- PROBLEM TO SOLVE -
Write each line word for word, from the line that contains "Convert this screenshot" through the last line of the material below.

▽

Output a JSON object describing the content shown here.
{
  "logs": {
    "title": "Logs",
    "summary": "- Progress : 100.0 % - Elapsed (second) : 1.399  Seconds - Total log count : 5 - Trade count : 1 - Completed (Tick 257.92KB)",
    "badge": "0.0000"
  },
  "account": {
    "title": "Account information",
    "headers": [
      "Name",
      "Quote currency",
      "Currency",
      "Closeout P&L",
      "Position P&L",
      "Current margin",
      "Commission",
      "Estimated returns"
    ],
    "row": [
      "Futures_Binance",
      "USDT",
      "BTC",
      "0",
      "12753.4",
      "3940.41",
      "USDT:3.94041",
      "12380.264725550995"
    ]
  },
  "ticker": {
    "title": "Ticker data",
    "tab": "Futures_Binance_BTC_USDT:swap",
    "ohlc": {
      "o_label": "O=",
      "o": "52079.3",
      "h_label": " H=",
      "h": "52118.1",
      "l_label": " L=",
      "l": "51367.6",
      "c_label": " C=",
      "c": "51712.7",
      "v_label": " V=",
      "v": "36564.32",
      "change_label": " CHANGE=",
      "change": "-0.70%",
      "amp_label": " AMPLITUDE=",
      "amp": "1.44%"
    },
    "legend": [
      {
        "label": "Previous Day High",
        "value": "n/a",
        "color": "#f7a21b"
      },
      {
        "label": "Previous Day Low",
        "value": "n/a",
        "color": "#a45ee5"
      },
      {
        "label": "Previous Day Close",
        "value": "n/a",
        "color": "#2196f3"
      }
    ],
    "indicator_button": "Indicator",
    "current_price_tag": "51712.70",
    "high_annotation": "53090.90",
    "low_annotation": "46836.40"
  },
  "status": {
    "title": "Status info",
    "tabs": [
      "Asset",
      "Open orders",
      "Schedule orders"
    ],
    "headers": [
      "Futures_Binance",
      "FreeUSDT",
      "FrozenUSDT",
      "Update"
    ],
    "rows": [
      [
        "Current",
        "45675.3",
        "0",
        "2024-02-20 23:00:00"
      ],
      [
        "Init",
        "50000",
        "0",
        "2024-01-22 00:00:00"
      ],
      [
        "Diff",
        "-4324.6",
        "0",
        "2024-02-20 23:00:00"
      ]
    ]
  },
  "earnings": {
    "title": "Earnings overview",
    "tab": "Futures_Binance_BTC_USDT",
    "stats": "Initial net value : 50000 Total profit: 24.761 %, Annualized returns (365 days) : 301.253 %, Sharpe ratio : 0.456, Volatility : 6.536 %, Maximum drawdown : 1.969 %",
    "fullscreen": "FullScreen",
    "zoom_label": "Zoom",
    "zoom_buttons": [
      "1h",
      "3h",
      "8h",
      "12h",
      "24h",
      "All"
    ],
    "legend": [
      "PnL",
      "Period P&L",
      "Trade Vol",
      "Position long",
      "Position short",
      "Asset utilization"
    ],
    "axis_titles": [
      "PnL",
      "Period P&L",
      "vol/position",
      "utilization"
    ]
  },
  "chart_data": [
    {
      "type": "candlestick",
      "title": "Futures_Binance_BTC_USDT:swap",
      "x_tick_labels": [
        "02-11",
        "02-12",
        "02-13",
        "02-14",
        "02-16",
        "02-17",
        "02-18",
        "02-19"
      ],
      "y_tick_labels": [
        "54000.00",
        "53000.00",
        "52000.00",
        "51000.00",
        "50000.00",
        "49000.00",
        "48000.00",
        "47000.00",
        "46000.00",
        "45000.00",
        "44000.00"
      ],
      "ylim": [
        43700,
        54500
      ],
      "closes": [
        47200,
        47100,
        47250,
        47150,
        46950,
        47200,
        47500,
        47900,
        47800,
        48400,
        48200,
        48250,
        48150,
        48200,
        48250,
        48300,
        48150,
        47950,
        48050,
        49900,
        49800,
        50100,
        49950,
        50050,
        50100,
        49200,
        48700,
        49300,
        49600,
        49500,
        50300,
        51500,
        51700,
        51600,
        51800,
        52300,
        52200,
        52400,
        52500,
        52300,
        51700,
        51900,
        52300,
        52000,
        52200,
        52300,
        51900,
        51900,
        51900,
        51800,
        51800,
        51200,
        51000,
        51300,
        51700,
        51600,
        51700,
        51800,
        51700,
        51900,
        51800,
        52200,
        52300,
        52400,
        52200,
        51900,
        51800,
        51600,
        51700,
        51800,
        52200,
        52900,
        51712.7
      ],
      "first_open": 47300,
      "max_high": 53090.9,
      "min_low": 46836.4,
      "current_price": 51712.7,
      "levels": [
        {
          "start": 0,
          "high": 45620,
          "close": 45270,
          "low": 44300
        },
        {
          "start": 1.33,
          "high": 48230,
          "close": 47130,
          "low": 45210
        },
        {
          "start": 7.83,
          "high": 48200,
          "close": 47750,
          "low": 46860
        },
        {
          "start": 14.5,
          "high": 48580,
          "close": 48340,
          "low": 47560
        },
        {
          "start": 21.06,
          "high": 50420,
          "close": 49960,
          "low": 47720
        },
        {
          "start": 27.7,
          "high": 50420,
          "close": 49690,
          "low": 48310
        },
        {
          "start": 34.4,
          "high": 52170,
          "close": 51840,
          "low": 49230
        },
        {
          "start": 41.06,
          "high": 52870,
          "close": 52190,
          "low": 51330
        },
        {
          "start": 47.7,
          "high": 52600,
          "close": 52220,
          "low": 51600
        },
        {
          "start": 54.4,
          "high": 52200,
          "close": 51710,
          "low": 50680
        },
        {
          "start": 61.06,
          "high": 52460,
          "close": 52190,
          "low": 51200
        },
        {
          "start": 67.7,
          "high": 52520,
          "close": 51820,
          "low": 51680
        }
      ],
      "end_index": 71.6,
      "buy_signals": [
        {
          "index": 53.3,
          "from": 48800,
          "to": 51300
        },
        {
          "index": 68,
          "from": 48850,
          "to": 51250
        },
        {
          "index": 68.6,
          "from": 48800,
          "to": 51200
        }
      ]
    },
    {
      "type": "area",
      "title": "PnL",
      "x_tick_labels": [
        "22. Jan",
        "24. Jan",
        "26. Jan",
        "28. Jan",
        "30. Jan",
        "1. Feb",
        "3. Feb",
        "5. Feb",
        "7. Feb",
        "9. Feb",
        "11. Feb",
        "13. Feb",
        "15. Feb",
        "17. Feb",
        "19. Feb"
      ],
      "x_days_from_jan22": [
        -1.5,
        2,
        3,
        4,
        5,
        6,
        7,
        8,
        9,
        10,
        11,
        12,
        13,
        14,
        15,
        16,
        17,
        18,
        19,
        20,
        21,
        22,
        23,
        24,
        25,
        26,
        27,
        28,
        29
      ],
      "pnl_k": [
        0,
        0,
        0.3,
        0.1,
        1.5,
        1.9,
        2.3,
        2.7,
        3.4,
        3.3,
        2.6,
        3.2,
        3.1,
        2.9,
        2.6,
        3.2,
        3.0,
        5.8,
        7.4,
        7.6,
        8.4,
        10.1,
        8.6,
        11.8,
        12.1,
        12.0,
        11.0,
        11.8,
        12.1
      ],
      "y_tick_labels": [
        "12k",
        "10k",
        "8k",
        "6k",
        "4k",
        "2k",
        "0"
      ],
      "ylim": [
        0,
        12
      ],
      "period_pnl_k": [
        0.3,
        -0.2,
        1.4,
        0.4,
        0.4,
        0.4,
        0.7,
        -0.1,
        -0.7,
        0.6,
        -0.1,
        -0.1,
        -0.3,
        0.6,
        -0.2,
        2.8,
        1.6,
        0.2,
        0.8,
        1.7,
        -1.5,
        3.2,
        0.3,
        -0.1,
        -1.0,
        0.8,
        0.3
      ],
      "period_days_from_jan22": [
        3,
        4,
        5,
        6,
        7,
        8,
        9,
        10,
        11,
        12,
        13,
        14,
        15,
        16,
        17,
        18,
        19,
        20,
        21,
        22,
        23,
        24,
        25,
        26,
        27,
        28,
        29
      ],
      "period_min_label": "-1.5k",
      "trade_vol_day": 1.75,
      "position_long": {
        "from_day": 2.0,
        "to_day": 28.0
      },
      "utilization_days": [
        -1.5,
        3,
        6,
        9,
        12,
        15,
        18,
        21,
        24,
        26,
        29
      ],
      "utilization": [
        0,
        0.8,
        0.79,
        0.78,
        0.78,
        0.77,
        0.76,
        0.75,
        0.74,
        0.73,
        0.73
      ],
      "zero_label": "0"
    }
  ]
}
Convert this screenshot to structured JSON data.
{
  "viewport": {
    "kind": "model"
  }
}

△

- SOLUTION -
Convert this screenshot to structured JSON data.
{
  "viewport": {
    "kind": "model"
  }
}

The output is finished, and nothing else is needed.